What the task asks: Every line below should be repeated exactly.

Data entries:
== == ==
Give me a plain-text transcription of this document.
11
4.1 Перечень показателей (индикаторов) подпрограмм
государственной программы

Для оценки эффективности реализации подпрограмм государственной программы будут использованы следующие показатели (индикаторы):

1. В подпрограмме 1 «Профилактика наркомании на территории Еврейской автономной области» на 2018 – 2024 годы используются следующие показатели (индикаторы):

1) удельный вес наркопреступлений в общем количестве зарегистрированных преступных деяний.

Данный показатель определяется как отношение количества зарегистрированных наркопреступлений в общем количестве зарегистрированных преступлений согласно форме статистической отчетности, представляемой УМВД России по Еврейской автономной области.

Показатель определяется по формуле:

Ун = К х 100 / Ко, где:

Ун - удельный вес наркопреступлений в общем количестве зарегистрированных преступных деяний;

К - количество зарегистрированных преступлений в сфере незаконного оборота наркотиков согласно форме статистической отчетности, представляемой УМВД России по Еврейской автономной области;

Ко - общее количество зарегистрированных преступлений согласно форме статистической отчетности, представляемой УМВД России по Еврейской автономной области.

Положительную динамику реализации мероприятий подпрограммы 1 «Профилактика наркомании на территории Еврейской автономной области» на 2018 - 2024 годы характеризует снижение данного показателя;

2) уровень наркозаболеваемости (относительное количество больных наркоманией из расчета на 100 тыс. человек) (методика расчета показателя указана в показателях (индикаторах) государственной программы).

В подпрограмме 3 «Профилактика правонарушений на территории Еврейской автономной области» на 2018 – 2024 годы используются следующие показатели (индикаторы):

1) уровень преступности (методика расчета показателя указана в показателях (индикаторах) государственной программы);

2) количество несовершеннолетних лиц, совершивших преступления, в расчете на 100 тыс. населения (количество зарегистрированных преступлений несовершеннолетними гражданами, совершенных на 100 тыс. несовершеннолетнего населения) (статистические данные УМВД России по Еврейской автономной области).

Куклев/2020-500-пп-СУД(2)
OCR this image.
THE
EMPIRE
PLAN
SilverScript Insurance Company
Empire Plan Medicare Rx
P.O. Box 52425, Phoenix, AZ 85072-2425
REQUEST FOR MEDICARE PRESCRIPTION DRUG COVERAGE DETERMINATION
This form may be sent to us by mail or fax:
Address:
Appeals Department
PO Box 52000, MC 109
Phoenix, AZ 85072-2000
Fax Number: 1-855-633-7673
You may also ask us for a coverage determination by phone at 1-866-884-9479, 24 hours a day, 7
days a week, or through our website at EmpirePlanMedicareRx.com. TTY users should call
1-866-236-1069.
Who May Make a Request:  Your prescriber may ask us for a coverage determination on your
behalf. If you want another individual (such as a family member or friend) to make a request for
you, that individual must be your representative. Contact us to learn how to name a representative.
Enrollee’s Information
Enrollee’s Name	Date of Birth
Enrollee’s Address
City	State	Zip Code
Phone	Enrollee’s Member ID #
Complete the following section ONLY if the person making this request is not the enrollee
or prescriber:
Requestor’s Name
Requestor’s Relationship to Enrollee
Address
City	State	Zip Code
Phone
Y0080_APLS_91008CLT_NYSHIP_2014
== == ==
The answer:
Give me a plain-text transcription of this document.
11
4.1 Перечень показателей (индикаторов) подпрограмм
государственной программы

Для оценки эффективности реализации подпрограмм государственной программы будут использованы следующие показатели (индикаторы):

1. В подпрограмме 1 «Профилактика наркомании на территории Еврейской автономной области» на 2018 – 2024 годы используются следующие показатели (индикаторы):

1) удельный вес наркопреступлений в общем количестве зарегистрированных преступных деяний.

Данный показатель определяется как отношение количества зарегистрированных наркопреступлений в общем количестве зарегистрированных преступлений согласно форме статистической отчетности, представляемой УМВД России по Еврейской автономной области.

Показатель определяется по формуле:

Ун = К х 100 / Ко, где:

Ун - удельный вес наркопреступлений в общем количестве зарегистрированных преступных деяний;

К - количество зарегистрированных преступлений в сфере незаконного оборота наркотиков согласно форме статистической отчетности, представляемой УМВД России по Еврейской автономной области;

Ко - общее количество зарегистрированных преступлений согласно форме статистической отчетности, представляемой УМВД России по Еврейской автономной области.

Положительную динамику реализации мероприятий подпрограммы 1 «Профилактика наркомании на территории Еврейской автономной области» на 2018 - 2024 годы характеризует снижение данного показателя;

2) уровень наркозаболеваемости (относительное количество больных наркоманией из расчета на 100 тыс. человек) (методика расчета показателя указана в показателях (индикаторах) государственной программы).

В подпрограмме 3 «Профилактика правонарушений на территории Еврейской автономной области» на 2018 – 2024 годы используются следующие показатели (индикаторы):

1) уровень преступности (методика расчета показателя указана в показателях (индикаторах) государственной программы);

2) количество несовершеннолетних лиц, совершивших преступления, в расчете на 100 тыс. населения (количество зарегистрированных преступлений несовершеннолетними гражданами, совершенных на 100 тыс. несовершеннолетнего населения) (статистические данные УМВД России по Еврейской автономной области).

Куклев/2020-500-пп-СУД(2)
OCR this image.
THE
EMPIRE
PLAN
SilverScript Insurance Company
Empire Plan Medicare Rx
P.O. Box 52425, Phoenix, AZ 85072-2425
REQUEST FOR MEDICARE PRESCRIPTION DRUG COVERAGE DETERMINATION
This form may be sent to us by mail or fax:
Address:
Appeals Department
PO Box 52000, MC 109
Phoenix, AZ 85072-2000
Fax Number: 1-855-633-7673
You may also ask us for a coverage determination by phone at 1-866-884-9479, 24 hours a day, 7
days a week, or through our website at EmpirePlanMedicareRx.com. TTY users should call
1-866-236-1069.
Who May Make a Request:  Your prescriber may ask us for a coverage determination on your
behalf. If you want another individual (such as a family member or friend) to make a request for
you, that individual must be your representative. Contact us to learn how to name a representative.
Enrollee’s Information
Enrollee’s Name	Date of Birth
Enrollee’s Address
City	State	Zip Code
Phone	Enrollee’s Member ID #
Complete the following section ONLY if the person making this request is not the enrollee
or prescriber:
Requestor’s Name
Requestor’s Relationship to Enrollee
Address
City	State	Zip Code
Phone
Y0080_APLS_91008CLT_NYSHIP_2014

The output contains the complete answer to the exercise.